◆ Exercise description
Below are some entries; can you quote all of them exactly?

◆ Data lines
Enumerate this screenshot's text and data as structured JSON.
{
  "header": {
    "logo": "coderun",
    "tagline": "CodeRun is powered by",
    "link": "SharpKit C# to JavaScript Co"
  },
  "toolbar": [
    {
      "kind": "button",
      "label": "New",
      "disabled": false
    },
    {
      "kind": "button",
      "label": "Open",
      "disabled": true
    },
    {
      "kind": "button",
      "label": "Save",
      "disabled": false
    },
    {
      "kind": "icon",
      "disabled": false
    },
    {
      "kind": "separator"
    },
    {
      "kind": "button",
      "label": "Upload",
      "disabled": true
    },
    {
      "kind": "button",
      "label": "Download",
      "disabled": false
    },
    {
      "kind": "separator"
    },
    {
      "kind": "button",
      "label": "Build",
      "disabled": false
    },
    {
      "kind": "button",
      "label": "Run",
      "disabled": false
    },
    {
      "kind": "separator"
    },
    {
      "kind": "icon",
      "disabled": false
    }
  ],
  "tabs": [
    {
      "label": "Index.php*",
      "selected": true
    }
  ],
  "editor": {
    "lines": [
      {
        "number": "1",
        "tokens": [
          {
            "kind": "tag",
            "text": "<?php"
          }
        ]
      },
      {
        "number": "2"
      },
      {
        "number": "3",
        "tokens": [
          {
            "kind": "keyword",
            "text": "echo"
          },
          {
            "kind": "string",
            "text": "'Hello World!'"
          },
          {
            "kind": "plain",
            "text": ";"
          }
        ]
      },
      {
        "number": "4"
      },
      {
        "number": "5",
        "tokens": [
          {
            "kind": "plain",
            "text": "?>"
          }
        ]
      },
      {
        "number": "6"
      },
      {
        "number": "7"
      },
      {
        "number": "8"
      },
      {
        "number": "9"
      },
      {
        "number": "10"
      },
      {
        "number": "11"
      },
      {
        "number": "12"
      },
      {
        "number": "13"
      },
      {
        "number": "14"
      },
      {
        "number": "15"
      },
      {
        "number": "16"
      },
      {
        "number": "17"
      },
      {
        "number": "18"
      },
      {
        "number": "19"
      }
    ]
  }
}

◆ Response to this exercise
Enumerate this screenshot's text and data as structured JSON.
{
  "header": {
    "logo": "coderun",
    "tagline": "CodeRun is powered by",
    "link": "SharpKit C# to JavaScript Co"
  },
  "toolbar": [
    {
      "kind": "button",
      "label": "New",
      "disabled": false
    },
    {
      "kind": "button",
      "label": "Open",
      "disabled": true
    },
    {
      "kind": "button",
      "label": "Save",
      "disabled": false
    },
    {
      "kind": "icon",
      "disabled": false
    },
    {
      "kind": "separator"
    },
    {
      "kind": "button",
      "label": "Upload",
      "disabled": true
    },
    {
      "kind": "button",
      "label": "Download",
      "disabled": false
    },
    {
      "kind": "separator"
    },
    {
      "kind": "button",
      "label": "Build",
      "disabled": false
    },
    {
      "kind": "button",
      "label": "Run",
      "disabled": false
    },
    {
      "kind": "separator"
    },
    {
      "kind": "icon",
      "disabled": false
    }
  ],
  "tabs": [
    {
      "label": "Index.php*",
      "selected": true
    }
  ],
  "editor": {
    "lines": [
      {
        "number": "1",
        "tokens": [
          {
            "kind": "tag",
            "text": "<?php"
          }
        ]
      },
      {
        "number": "2"
      },
      {
        "number": "3",
        "tokens": [
          {
            "kind": "keyword",
            "text": "echo"
          },
          {
            "kind": "string",
            "text": "'Hello World!'"
          },
          {
            "kind": "plain",
            "text": ";"
          }
        ]
      },
      {
        "number": "4"
      },
      {
        "number": "5",
        "tokens": [
          {
            "kind": "plain",
            "text": "?>"
          }
        ]
      },
      {
        "number": "6"
      },
      {
        "number": "7"
      },
      {
        "number": "8"
      },
      {
        "number": "9"
      },
      {
        "number": "10"
      },
      {
        "number": "11"
      },
      {
        "number": "12"
      },
      {
        "number": "13"
      },
      {
        "number": "14"
      },
      {
        "number": "15"
      },
      {
        "number": "16"
      },
      {
        "number": "17"
      },
      {
        "number": "18"
      },
      {
        "number": "19"
      }
    ]
  }
}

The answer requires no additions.